## What you need to do
Find the lines that contain the word "Street" and copy each one.

## Records supplied
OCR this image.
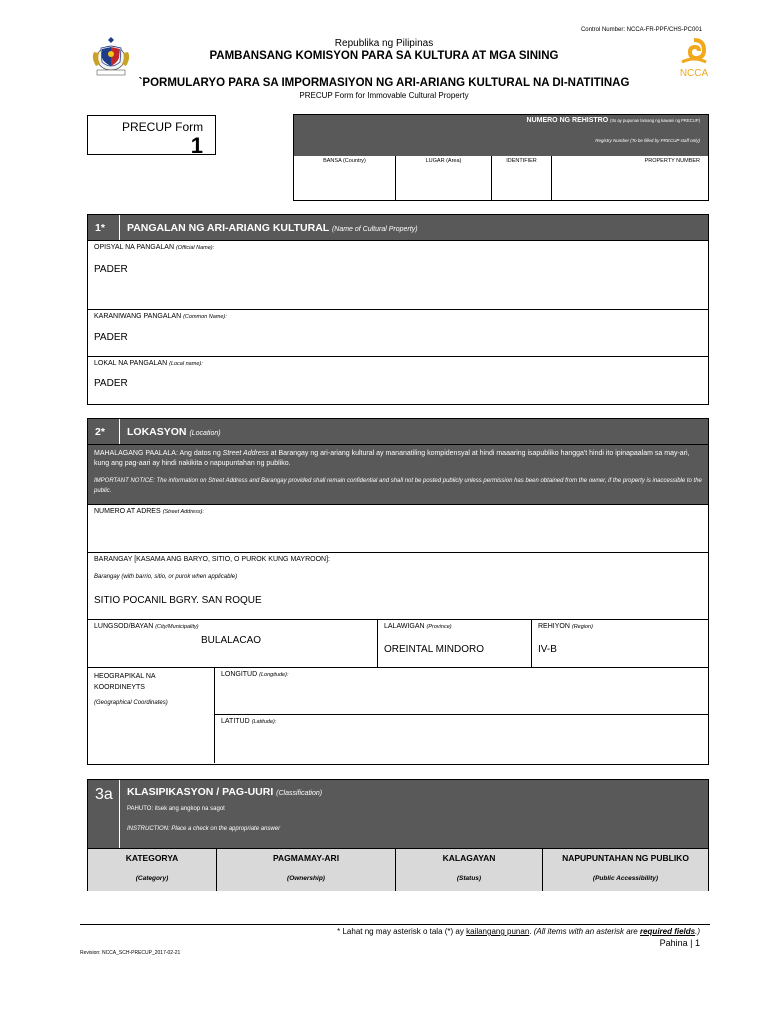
Control Number: NCCA-FR-PPF/CHS-PC001
NCCA
Republika ng Pilipinas
PAMBANSANG KOMISYON PARA SA KULTURA AT MGA SINING
`PORMULARYO PARA SA IMPORMASIYON NG ARI-ARIANG KULTURAL NA DI-NATITINAG
PRECUP Form for Immovable Cultural Property
PRECUP Form
1
NUMERO NG REHISTRO (Ito ay pupunan lamang ng kawani ng PRECUP)
Registry Number (To be filled by PRECUP staff only)
BANSA (Country)	LUGAR (Area)	IDENTIFIER	PROPERTY NUMBER
1*	PANGALAN NG ARI-ARIANG KULTURAL (Name of Cultural Property)
OPISYAL NA PANGALAN (Official Name):
PADER
KARANIWANG PANGALAN (Common Name):
PADER
LOKAL NA PANGALAN (Local name):
PADER
2*	LOKASYON (Location)
MAHALAGANG PAALALA: Ang datos ng Street Address at Barangay ng ari-ariang kultural ay mananatiling kompidensyal at hindi maaaring isapubliko hangga't hindi ito ipinapaalam sa may-ari, kung ang pag-aari ay hindi nakikita o napupuntahan ng publiko.
IMPORTANT NOTICE: The information on Street Address and Barangay provided shall remain confidential and shall not be posted publicly unless permission has been obtained from the owner, if the property is inaccessible to the public.
NUMERO AT ADRES (Street Address):
BARANGAY [KASAMA ANG BARYO, SITIO, O PUROK KUNG MAYROON]:
Barangay (with barrio, sitio, or purok when applicable)
SITIO POCANIL BGRY. SAN ROQUE
LUNGSOD/BAYAN (City/Municipality)
BULALACAO
LALAWIGAN (Province)
OREINTAL MINDORO
REHIYON (Region)
IV-B
HEOGRAPIKAL NA KOORDINEYTS
(Geographical Coordinates)
LONGITUD (Longitude):
LATITUD (Latitude):
3a	KLASIPIKASYON / PAG-UURI (Classification)
PAHUTO: itsek ang angkop na sagot
INSTRUCTION: Place a check on the appropriate answer
KATEGORYA
(Category)
PAGMAMAY-ARI
(Ownership)
KALAGAYAN
(Status)
NAPUPUNTAHAN NG PUBLIKO
(Public Accessibility)
* Lahat ng may asterisk o tala (*) ay kailangang punan. (All items with an asterisk are required fields.)
Pahina | 1
Revision: NCCA_SCH-PRECUP_2017-02-21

## Reply to the exercise
MAHALAGANG PAALALA: Ang datos ng Street Address at Barangay ng ari-ariang kultural ay mananatiling kompidensyal at hindi maaaring isapubliko hangga't hindi ito ipinapaalam sa may-ari, kung ang pag-aari ay hindi nakikita o napupuntahan ng publiko.
IMPORTANT NOTICE: The information on Street Address and Barangay provided shall remain confidential and shall not be posted publicly unless permission has been obtained from the owner, if the property is inaccessible to the public.
NUMERO AT ADRES (Street Address):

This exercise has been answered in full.